Work required: Search the material below for the string "到达上海吴淞码头愉快结束行程" and extract each line that has it.

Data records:

Start

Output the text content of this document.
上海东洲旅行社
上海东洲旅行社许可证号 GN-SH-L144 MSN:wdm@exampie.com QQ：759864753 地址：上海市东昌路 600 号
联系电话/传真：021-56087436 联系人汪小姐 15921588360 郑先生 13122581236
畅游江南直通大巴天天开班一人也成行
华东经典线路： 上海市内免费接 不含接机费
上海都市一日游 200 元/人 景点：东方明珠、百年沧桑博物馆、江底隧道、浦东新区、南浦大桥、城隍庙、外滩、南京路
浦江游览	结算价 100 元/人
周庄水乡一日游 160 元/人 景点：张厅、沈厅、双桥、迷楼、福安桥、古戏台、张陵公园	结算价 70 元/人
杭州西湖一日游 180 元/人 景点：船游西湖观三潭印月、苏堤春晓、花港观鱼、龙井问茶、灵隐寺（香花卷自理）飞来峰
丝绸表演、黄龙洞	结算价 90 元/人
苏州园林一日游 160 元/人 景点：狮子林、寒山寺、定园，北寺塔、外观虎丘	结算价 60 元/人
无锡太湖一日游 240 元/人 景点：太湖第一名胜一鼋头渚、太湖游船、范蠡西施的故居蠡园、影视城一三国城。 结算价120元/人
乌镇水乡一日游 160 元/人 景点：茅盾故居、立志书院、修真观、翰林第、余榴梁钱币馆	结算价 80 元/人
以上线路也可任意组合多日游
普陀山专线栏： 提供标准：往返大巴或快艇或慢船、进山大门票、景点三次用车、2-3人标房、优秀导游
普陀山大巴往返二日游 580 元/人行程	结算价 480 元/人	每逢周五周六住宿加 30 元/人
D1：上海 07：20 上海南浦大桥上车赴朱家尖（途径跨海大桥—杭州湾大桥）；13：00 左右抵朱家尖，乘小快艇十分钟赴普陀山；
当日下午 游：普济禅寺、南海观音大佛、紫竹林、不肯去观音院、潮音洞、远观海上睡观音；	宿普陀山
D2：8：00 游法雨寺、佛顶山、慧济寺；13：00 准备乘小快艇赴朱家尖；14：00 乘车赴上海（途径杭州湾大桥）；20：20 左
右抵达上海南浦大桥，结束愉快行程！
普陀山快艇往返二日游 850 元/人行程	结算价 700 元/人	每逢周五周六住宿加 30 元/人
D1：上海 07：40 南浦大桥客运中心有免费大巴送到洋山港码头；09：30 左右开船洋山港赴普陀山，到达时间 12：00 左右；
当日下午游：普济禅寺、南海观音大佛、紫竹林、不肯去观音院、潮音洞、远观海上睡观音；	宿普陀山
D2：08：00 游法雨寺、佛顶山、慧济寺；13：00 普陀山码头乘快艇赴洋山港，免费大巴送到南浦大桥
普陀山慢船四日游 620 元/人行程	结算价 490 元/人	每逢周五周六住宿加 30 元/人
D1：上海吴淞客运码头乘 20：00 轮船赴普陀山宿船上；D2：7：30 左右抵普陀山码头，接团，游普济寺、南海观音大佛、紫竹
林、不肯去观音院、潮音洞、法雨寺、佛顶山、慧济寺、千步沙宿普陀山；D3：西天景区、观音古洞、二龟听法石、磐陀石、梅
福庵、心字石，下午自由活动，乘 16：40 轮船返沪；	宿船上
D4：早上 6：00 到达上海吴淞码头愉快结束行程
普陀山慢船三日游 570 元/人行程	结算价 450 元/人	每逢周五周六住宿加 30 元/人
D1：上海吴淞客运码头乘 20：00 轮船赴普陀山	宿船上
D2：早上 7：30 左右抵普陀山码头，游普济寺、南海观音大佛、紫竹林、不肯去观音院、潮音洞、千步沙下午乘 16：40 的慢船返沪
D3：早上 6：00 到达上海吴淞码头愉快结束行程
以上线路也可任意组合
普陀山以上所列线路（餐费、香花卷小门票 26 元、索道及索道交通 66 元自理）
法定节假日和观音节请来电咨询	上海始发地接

End

Result of this exercise:
D4：早上 6：00 到达上海吴淞码头愉快结束行程
D3：早上 6：00 到达上海吴淞码头愉快结束行程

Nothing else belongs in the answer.